## Begin Records supplied

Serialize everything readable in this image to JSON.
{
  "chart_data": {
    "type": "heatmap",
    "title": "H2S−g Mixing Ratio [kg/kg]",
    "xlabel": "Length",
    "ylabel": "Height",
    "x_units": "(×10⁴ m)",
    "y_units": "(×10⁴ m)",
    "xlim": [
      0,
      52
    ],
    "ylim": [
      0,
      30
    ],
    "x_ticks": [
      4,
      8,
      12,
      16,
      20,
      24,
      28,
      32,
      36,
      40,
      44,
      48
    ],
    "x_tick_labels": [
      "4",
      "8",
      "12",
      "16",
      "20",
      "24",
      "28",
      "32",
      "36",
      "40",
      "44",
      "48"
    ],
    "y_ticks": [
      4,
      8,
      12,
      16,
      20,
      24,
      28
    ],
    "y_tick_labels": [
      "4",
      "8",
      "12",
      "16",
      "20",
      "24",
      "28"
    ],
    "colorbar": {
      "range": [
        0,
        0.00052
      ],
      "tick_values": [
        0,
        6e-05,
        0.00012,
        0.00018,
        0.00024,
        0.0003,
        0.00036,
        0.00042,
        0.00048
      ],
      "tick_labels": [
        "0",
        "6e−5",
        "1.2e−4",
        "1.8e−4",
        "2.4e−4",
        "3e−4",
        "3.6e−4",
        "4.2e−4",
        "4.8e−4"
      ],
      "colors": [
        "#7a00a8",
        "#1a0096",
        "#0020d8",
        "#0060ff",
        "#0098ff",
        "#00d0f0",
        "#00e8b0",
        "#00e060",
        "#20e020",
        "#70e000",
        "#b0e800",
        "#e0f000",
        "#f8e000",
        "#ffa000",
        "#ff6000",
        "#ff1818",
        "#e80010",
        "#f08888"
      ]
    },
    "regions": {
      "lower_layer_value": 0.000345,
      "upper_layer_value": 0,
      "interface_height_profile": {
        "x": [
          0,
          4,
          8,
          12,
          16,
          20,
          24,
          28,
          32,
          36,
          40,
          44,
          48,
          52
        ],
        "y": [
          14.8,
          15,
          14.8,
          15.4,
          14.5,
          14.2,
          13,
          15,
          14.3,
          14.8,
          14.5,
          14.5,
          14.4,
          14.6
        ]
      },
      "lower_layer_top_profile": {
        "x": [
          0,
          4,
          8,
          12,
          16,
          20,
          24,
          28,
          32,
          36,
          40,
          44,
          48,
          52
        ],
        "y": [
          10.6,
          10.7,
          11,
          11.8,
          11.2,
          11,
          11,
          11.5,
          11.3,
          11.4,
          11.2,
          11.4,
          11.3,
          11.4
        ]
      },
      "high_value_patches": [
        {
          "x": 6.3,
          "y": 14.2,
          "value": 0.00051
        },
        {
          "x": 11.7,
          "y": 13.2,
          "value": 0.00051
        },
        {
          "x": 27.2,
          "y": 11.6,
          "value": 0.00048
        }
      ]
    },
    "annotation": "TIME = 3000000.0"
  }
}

## End Records supplied

**Exercise:**
From the records above, extract every line exactly as it stands.

**Response to the exercise:**
Serialize everything readable in this image to JSON.
{
  "chart_data": {
    "type": "heatmap",
    "title": "H2S−g Mixing Ratio [kg/kg]",
    "xlabel": "Length",
    "ylabel": "Height",
    "x_units": "(×10⁴ m)",
    "y_units": "(×10⁴ m)",
    "xlim": [
      0,
      52
    ],
    "ylim": [
      0,
      30
    ],
    "x_ticks": [
      4,
      8,
      12,
      16,
      20,
      24,
      28,
      32,
      36,
      40,
      44,
      48
    ],
    "x_tick_labels": [
      "4",
      "8",
      "12",
      "16",
      "20",
      "24",
      "28",
      "32",
      "36",
      "40",
      "44",
      "48"
    ],
    "y_ticks": [
      4,
      8,
      12,
      16,
      20,
      24,
      28
    ],
    "y_tick_labels": [
      "4",
      "8",
      "12",
      "16",
      "20",
      "24",
      "28"
    ],
    "colorbar": {
      "range": [
        0,
        0.00052
      ],
      "tick_values": [
        0,
        6e-05,
        0.00012,
        0.00018,
        0.00024,
        0.0003,
        0.00036,
        0.00042,
        0.00048
      ],
      "tick_labels": [
        "0",
        "6e−5",
        "1.2e−4",
        "1.8e−4",
        "2.4e−4",
        "3e−4",
        "3.6e−4",
        "4.2e−4",
        "4.8e−4"
      ],
      "colors": [
        "#7a00a8",
        "#1a0096",
        "#0020d8",
        "#0060ff",
        "#0098ff",
        "#00d0f0",
        "#00e8b0",
        "#00e060",
        "#20e020",
        "#70e000",
        "#b0e800",
        "#e0f000",
        "#f8e000",
        "#ffa000",
        "#ff6000",
        "#ff1818",
        "#e80010",
        "#f08888"
      ]
    },
    "regions": {
      "lower_layer_value": 0.000345,
      "upper_layer_value": 0,
      "interface_height_profile": {
        "x": [
          0,
          4,
          8,
          12,
          16,
          20,
          24,
          28,
          32,
          36,
          40,
          44,
          48,
          52
        ],
        "y": [
          14.8,
          15,
          14.8,
          15.4,
          14.5,
          14.2,
          13,
          15,
          14.3,
          14.8,
          14.5,
          14.5,
          14.4,
          14.6
        ]
      },
      "lower_layer_top_profile": {
        "x": [
          0,
          4,
          8,
          12,
          16,
          20,
          24,
          28,
          32,
          36,
          40,
          44,
          48,
          52
        ],
        "y": [
          10.6,
          10.7,
          11,
          11.8,
          11.2,
          11,
          11,
          11.5,
          11.3,
          11.4,
          11.2,
          11.4,
          11.3,
          11.4
        ]
      },
      "high_value_patches": [
        {
          "x": 6.3,
          "y": 14.2,
          "value": 0.00051
        },
        {
          "x": 11.7,
          "y": 13.2,
          "value": 0.00051
        },
        {
          "x": 27.2,
          "y": 11.6,
          "value": 0.00048
        }
      ]
    },
    "annotation": "TIME = 3000000.0"
  }
}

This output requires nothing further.